◆ The input ◆
** BEGIN **

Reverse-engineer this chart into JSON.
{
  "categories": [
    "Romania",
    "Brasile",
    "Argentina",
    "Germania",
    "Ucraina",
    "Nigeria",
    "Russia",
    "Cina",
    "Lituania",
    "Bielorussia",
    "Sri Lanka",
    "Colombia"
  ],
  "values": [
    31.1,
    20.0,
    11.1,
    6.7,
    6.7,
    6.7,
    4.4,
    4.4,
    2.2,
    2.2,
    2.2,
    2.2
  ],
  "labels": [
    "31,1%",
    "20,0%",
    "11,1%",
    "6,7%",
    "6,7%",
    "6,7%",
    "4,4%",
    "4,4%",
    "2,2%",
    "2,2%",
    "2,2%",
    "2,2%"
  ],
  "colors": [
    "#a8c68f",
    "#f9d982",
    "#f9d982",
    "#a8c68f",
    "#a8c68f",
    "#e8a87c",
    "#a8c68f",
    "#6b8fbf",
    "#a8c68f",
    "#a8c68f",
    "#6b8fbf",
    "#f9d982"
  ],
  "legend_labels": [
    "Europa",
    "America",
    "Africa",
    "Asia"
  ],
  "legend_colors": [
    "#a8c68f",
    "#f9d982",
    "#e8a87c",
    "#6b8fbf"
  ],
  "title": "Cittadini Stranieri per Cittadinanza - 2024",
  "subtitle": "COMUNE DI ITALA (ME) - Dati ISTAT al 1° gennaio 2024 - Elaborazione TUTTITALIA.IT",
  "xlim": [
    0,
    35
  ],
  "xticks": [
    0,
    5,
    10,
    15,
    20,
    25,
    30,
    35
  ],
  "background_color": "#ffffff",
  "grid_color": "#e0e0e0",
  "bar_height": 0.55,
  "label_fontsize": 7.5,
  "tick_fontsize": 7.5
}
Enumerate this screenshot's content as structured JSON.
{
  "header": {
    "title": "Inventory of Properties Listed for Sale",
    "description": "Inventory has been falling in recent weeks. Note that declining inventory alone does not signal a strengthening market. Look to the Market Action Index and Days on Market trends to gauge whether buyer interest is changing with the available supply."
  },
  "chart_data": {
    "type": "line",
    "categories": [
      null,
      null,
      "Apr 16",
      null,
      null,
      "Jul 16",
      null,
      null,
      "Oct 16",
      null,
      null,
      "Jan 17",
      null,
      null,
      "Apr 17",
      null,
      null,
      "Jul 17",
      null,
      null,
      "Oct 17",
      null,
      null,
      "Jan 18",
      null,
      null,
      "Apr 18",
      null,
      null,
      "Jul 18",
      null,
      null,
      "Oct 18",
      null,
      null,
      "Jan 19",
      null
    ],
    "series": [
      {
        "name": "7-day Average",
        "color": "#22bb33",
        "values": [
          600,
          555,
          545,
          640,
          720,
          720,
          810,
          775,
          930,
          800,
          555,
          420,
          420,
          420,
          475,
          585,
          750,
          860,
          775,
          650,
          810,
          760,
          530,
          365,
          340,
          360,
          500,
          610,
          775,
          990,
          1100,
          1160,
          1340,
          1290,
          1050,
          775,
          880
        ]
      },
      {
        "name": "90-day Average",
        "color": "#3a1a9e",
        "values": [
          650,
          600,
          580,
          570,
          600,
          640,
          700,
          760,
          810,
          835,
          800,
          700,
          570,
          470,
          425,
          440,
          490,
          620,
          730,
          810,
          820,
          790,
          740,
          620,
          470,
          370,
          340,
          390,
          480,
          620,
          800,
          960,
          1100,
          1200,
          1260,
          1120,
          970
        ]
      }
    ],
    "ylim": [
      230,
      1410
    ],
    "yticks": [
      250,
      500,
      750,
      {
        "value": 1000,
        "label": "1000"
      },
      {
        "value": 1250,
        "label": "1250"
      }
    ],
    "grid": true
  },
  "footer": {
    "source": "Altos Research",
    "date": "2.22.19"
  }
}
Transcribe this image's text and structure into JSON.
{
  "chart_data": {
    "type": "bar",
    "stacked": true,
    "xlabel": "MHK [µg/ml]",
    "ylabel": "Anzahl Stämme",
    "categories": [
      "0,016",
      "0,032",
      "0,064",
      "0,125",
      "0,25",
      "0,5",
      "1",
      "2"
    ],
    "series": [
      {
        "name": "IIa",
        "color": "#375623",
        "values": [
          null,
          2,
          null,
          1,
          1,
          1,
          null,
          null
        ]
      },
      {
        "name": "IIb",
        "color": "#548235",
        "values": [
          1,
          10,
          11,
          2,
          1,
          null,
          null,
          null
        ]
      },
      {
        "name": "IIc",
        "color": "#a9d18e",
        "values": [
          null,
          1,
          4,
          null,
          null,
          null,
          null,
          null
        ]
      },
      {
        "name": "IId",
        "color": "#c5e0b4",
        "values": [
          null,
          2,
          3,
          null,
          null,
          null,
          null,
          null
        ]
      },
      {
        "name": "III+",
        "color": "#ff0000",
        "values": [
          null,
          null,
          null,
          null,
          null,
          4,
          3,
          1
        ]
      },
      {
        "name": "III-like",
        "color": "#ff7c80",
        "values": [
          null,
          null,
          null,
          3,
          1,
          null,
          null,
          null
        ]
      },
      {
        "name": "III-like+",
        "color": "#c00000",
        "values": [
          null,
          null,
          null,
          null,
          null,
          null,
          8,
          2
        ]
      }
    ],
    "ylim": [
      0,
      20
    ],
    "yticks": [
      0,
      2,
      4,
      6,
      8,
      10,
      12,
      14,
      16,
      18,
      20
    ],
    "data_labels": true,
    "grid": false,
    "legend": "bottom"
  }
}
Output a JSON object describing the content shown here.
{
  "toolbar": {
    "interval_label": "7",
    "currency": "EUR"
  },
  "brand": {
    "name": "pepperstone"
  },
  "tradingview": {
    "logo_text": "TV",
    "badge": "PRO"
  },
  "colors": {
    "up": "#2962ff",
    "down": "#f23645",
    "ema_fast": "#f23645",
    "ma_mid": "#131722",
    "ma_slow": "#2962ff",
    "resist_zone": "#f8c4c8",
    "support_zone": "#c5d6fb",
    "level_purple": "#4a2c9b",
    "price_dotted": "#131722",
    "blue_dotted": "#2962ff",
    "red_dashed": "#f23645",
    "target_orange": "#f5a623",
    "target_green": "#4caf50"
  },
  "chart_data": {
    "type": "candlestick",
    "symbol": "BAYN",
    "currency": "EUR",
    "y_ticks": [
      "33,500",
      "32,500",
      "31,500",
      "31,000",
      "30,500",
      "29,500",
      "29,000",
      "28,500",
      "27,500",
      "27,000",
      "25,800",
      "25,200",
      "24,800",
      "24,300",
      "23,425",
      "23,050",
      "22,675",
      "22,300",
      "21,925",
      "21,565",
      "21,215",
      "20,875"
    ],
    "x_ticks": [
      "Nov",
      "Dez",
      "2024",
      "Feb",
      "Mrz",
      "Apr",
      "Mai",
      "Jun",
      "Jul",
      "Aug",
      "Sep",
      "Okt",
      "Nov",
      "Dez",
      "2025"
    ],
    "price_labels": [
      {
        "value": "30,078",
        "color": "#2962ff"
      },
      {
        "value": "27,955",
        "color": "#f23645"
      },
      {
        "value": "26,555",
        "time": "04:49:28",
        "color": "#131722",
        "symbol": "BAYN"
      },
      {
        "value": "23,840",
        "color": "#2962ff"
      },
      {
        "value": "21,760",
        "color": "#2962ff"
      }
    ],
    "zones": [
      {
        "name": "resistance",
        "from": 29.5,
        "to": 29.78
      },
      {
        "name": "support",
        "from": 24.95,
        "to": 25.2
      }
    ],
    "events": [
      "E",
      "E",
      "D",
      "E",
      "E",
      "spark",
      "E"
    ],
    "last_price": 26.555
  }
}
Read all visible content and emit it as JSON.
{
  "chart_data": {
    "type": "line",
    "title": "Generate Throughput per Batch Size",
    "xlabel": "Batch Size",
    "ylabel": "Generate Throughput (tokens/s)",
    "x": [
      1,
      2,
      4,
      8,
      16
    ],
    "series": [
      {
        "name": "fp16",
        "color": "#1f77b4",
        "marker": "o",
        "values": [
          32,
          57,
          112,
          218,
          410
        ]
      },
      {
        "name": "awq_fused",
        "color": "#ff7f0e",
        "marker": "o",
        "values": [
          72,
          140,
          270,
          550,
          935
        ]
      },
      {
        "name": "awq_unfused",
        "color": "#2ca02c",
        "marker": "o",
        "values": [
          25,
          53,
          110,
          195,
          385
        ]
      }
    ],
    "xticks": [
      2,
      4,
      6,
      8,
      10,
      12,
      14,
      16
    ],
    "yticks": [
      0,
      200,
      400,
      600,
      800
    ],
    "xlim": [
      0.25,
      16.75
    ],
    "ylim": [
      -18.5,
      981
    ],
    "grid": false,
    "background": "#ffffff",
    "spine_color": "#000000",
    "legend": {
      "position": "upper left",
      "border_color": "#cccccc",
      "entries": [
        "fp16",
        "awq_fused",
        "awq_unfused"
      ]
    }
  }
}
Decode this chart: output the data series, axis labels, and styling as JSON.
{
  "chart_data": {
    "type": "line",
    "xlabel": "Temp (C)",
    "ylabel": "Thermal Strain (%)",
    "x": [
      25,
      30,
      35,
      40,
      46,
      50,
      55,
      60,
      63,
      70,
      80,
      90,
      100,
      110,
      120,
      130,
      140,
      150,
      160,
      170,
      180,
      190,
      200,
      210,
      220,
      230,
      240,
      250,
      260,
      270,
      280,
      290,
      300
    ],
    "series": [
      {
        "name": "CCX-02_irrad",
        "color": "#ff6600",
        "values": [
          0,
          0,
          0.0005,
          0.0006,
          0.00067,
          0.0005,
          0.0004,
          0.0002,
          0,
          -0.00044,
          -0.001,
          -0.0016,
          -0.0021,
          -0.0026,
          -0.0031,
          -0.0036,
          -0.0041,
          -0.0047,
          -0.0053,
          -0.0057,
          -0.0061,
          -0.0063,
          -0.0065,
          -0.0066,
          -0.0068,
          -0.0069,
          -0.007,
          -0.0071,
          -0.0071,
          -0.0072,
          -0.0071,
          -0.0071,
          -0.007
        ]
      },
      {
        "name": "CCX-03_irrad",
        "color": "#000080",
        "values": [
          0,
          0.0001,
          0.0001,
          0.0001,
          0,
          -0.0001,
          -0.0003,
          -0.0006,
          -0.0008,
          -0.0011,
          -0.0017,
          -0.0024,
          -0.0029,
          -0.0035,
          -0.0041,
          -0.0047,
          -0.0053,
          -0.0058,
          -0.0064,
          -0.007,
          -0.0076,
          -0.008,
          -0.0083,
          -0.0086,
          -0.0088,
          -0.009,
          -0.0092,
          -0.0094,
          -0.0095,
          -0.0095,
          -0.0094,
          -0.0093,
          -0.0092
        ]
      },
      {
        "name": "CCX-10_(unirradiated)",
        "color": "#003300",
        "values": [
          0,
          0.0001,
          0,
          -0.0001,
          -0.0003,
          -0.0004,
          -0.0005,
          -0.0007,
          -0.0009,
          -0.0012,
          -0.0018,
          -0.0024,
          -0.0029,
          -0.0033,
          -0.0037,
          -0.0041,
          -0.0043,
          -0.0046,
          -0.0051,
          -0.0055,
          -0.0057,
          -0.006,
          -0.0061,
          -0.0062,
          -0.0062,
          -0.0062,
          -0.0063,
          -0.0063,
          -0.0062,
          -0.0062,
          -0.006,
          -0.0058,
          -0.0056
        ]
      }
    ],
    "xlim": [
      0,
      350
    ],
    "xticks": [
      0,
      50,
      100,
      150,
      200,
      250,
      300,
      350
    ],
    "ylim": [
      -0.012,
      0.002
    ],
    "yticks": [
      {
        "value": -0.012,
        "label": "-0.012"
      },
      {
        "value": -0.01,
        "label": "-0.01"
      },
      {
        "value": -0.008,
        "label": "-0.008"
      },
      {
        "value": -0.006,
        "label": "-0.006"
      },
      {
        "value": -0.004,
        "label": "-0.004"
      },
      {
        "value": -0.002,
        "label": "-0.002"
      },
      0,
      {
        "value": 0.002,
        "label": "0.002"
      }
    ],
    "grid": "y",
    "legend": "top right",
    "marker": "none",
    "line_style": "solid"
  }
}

** END **

◆ Set task ◆
Identify each line holding the string "Throughput", and copy it out.

◆ Correct answer ◆
    "title": "Generate Throughput per Batch Size",
    "ylabel": "Generate Throughput (tokens/s)",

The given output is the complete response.